EXERCISE REQUIREMENTS: Go through the entries below and print each one exactly, leaving out pictures.

AVAILABLE DATA:
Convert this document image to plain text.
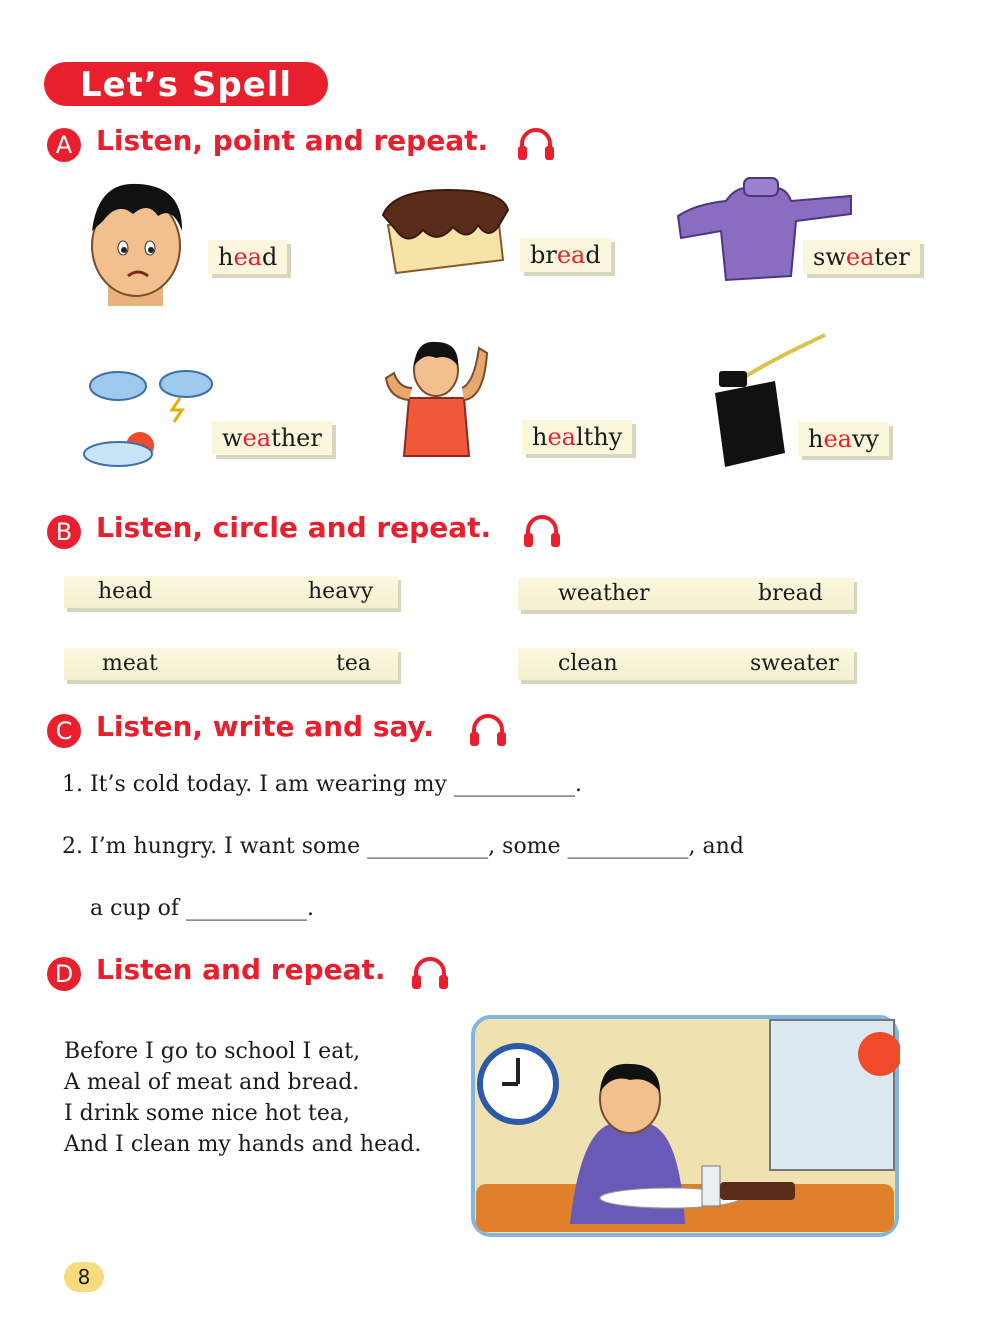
Let’s Spell
A Listen, point and repeat.
head	bread	sweater
weather	healthy	heavy
B Listen, circle and repeat.
head	heavy	weather	bread
meat	tea	clean	sweater
C Listen, write and say.
1. It’s cold today. I am wearing my ___________.
2. I’m hungry. I want some ___________, some ___________, and
a cup of ___________.
D Listen and repeat.
Before I go to school I eat,
A meal of meat and bread.
I drink some nice hot tea,
And I clean my hands and head.
8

THE REPLY:
Convert this document image to plain text.
Let’s Spell
A Listen, point and repeat.
head	bread	sweater
weather	healthy	heavy
B Listen, circle and repeat.
head	heavy	weather	bread
meat	tea	clean	sweater
C Listen, write and say.
1. It’s cold today. I am wearing my ___________.
2. I’m hungry. I want some ___________, some ___________, and
a cup of ___________.
D Listen and repeat.
Before I go to school I eat,
A meal of meat and bread.
I drink some nice hot tea,
And I clean my hands and head.
8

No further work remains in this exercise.